> _Required task_: Here are some records. Copy each one exactly.

=======

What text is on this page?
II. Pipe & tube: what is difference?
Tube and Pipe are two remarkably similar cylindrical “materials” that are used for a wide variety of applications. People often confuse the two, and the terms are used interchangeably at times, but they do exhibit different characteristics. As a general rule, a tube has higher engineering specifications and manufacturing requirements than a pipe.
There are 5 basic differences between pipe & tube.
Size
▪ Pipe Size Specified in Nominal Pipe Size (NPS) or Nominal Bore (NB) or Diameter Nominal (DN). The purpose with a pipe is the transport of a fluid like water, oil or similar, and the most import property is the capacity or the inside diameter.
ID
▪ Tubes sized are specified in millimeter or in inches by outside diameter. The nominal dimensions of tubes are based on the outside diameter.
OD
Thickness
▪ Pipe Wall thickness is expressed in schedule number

=======

> _The response_:
What text is on this page?
II. Pipe & tube: what is difference?
Tube and Pipe are two remarkably similar cylindrical “materials” that are used for a wide variety of applications. People often confuse the two, and the terms are used interchangeably at times, but they do exhibit different characteristics. As a general rule, a tube has higher engineering specifications and manufacturing requirements than a pipe.
There are 5 basic differences between pipe & tube.
Size
▪ Pipe Size Specified in Nominal Pipe Size (NPS) or Nominal Bore (NB) or Diameter Nominal (DN). The purpose with a pipe is the transport of a fluid like water, oil or similar, and the most import property is the capacity or the inside diameter.
ID
▪ Tubes sized are specified in millimeter or in inches by outside diameter. The nominal dimensions of tubes are based on the outside diameter.
OD
Thickness
▪ Pipe Wall thickness is expressed in schedule number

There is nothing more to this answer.